* **Collection entries**:
········

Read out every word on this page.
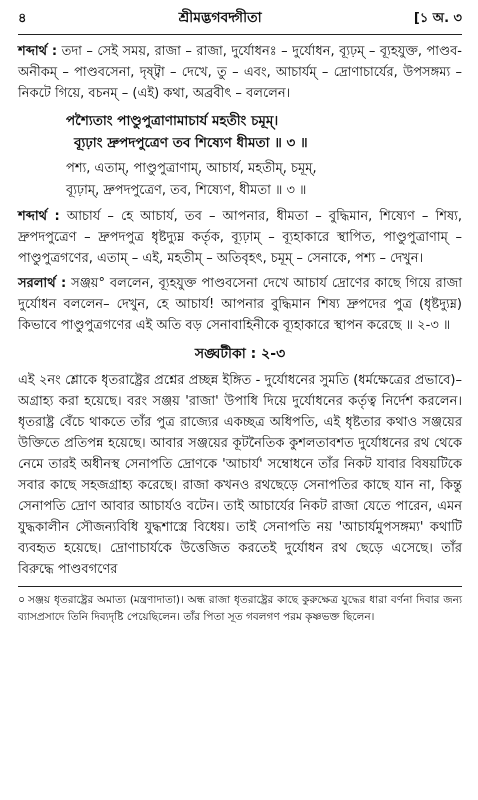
৪	শ্রীমদ্ভগবদ্গীতা	[১ অ. ৩

শব্দার্থ : তদা – সেই সময়, রাজা – রাজা, দুর্যোধনঃ – দুর্যোধন, ব্যূঢ়ম্ – ব্যূহযুক্ত, পাণ্ডব-অনীকম্ – পাণ্ডবসেনা, দৃষ্ট্বা – দেখে, তু – এবং, আচার্যম্ – দ্রোণাচার্যের, উপসঙ্গম্য – নিকটে গিয়ে, বচনম্ – (এই) কথা, অব্রবীৎ – বললেন।

পশ্যৈতাং পাণ্ডুপুত্রাণামাচার্য মহতীং চমূম্।
ব্যূঢ়াং দ্রুপদপুত্রেণ তব শিষ্যেণ ধীমতা ॥ ৩ ॥
পশ্য, এতাম্, পাণ্ডুপুত্রাণাম্, আচার্য, মহতীম্, চমূম্,
ব্যূঢ়াম্, দ্রুপদপুত্রেণ, তব, শিষ্যেণ, ধীমতা ॥ ৩ ॥

শব্দার্থ : আচার্য – হে আচার্য, তব – আপনার, ধীমতা – বুদ্ধিমান, শিষ্যেণ – শিষ্য, দ্রুপদপুত্রেণ – দ্রুপদপুত্র ধৃষ্টদ্যুম্ন কর্তৃক, ব্যূঢ়াম্ – ব্যূহাকারে স্থাপিত, পাণ্ডুপুত্রাণাম্ – পাণ্ডুপুত্রগণের, এতাম্ – এই, মহতীম্ – অতিবৃহৎ, চমূম্ – সেনাকে, পশ্য – দেখুন।

সরলার্থ : সঞ্জয়° বললেন, ব্যূহযুক্ত পাণ্ডবসেনা দেখে আচার্য দ্রোণের কাছে গিয়ে রাজা দুর্যোধন বললেন– দেখুন, হে আচার্য! আপনার বুদ্ধিমান শিষ্য দ্রুপদের পুত্র (ধৃষ্টদ্যুম্ন) কিভাবে পাণ্ডুপুত্রগণের এই অতি বড় সেনাবাহিনীকে ব্যূহাকারে স্থাপন করেছে ॥ ২-৩ ॥

সঙ্ঘটীকা : ২-৩

এই ২নং শ্লোকে ধৃতরাষ্ট্রের প্রশ্নের প্রচ্ছন্ন ইঙ্গিত - দুর্যোধনের সুমতি (ধর্মক্ষেত্রের প্রভাবে)– অগ্রাহ্য করা হয়েছে। বরং সঞ্জয় 'রাজা' উপাধি দিয়ে দুর্যোধনের কর্তৃত্ব নির্দেশ করলেন। ধৃতরাষ্ট্র বেঁচে থাকতে তাঁর পুত্র রাজ্যের একচ্ছত্র অধিপতি, এই ধৃষ্টতার কথাও সঞ্জয়ের উক্তিতে প্রতিপন্ন হয়েছে। আবার সঞ্জয়ের কূটনৈতিক কুশলতাবশত দুর্যোধনের রথ থেকে নেমে তারই অধীনস্থ সেনাপতি দ্রোণকে 'আচার্য' সম্বোধনে তাঁর নিকট যাবার বিষয়টিকে সবার কাছে সহজগ্রাহ্য করেছে। রাজা কখনও রথছেড়ে সেনাপতির কাছে যান না, কিন্তু সেনাপতি দ্রোণ আবার আচার্যও বটেন। তাই আচার্যের নিকট রাজা যেতে পারেন, এমন যুদ্ধকালীন সৌজন্যবিধি যুদ্ধশাস্ত্রে বিধেয়। তাই সেনাপতি নয় 'আচার্যমুপসঙ্গম্য' কথাটি ব্যবহৃত হয়েছে। দ্রোণাচার্যকে উত্তেজিত করতেই দুর্যোধন রথ ছেড়ে এসেছে। তাঁর বিরুদ্ধে পাণ্ডবগণের

০ সঞ্জয় ধৃতরাষ্ট্রের অমাত্য (মন্ত্রণাদাতা)। অন্ধ রাজা ধৃতরাষ্ট্রের কাছে কুরুক্ষেত্র যুদ্ধের ধারা বর্ণনা দিবার জন্য ব্যাসপ্রসাদে তিনি দিব্যদৃষ্টি পেয়েছিলেন। তাঁর পিতা সূত গবলগণ পরম কৃষ্ণভক্ত ছিলেন।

········

* **What is being asked**: Working from the lines above, reproduce the material exactly and exclude its pictures.

* **The answer**:
Read out every word on this page.
৪	শ্রীমদ্ভগবদ্গীতা	[১ অ. ৩

শব্দার্থ : তদা – সেই সময়, রাজা – রাজা, দুর্যোধনঃ – দুর্যোধন, ব্যূঢ়ম্ – ব্যূহযুক্ত, পাণ্ডব-অনীকম্ – পাণ্ডবসেনা, দৃষ্ট্বা – দেখে, তু – এবং, আচার্যম্ – দ্রোণাচার্যের, উপসঙ্গম্য – নিকটে গিয়ে, বচনম্ – (এই) কথা, অব্রবীৎ – বললেন।

পশ্যৈতাং পাণ্ডুপুত্রাণামাচার্য মহতীং চমূম্।
ব্যূঢ়াং দ্রুপদপুত্রেণ তব শিষ্যেণ ধীমতা ॥ ৩ ॥
পশ্য, এতাম্, পাণ্ডুপুত্রাণাম্, আচার্য, মহতীম্, চমূম্,
ব্যূঢ়াম্, দ্রুপদপুত্রেণ, তব, শিষ্যেণ, ধীমতা ॥ ৩ ॥

শব্দার্থ : আচার্য – হে আচার্য, তব – আপনার, ধীমতা – বুদ্ধিমান, শিষ্যেণ – শিষ্য, দ্রুপদপুত্রেণ – দ্রুপদপুত্র ধৃষ্টদ্যুম্ন কর্তৃক, ব্যূঢ়াম্ – ব্যূহাকারে স্থাপিত, পাণ্ডুপুত্রাণাম্ – পাণ্ডুপুত্রগণের, এতাম্ – এই, মহতীম্ – অতিবৃহৎ, চমূম্ – সেনাকে, পশ্য – দেখুন।

সরলার্থ : সঞ্জয়° বললেন, ব্যূহযুক্ত পাণ্ডবসেনা দেখে আচার্য দ্রোণের কাছে গিয়ে রাজা দুর্যোধন বললেন– দেখুন, হে আচার্য! আপনার বুদ্ধিমান শিষ্য দ্রুপদের পুত্র (ধৃষ্টদ্যুম্ন) কিভাবে পাণ্ডুপুত্রগণের এই অতি বড় সেনাবাহিনীকে ব্যূহাকারে স্থাপন করেছে ॥ ২-৩ ॥

সঙ্ঘটীকা : ২-৩

এই ২নং শ্লোকে ধৃতরাষ্ট্রের প্রশ্নের প্রচ্ছন্ন ইঙ্গিত - দুর্যোধনের সুমতি (ধর্মক্ষেত্রের প্রভাবে)– অগ্রাহ্য করা হয়েছে। বরং সঞ্জয় 'রাজা' উপাধি দিয়ে দুর্যোধনের কর্তৃত্ব নির্দেশ করলেন। ধৃতরাষ্ট্র বেঁচে থাকতে তাঁর পুত্র রাজ্যের একচ্ছত্র অধিপতি, এই ধৃষ্টতার কথাও সঞ্জয়ের উক্তিতে প্রতিপন্ন হয়েছে। আবার সঞ্জয়ের কূটনৈতিক কুশলতাবশত দুর্যোধনের রথ থেকে নেমে তারই অধীনস্থ সেনাপতি দ্রোণকে 'আচার্য' সম্বোধনে তাঁর নিকট যাবার বিষয়টিকে সবার কাছে সহজগ্রাহ্য করেছে। রাজা কখনও রথছেড়ে সেনাপতির কাছে যান না, কিন্তু সেনাপতি দ্রোণ আবার আচার্যও বটেন। তাই আচার্যের নিকট রাজা যেতে পারেন, এমন যুদ্ধকালীন সৌজন্যবিধি যুদ্ধশাস্ত্রে বিধেয়। তাই সেনাপতি নয় 'আচার্যমুপসঙ্গম্য' কথাটি ব্যবহৃত হয়েছে। দ্রোণাচার্যকে উত্তেজিত করতেই দুর্যোধন রথ ছেড়ে এসেছে। তাঁর বিরুদ্ধে পাণ্ডবগণের

০ সঞ্জয় ধৃতরাষ্ট্রের অমাত্য (মন্ত্রণাদাতা)। অন্ধ রাজা ধৃতরাষ্ট্রের কাছে কুরুক্ষেত্র যুদ্ধের ধারা বর্ণনা দিবার জন্য ব্যাসপ্রসাদে তিনি দিব্যদৃষ্টি পেয়েছিলেন। তাঁর পিতা সূত গবলগণ পরম কৃষ্ণভক্ত ছিলেন।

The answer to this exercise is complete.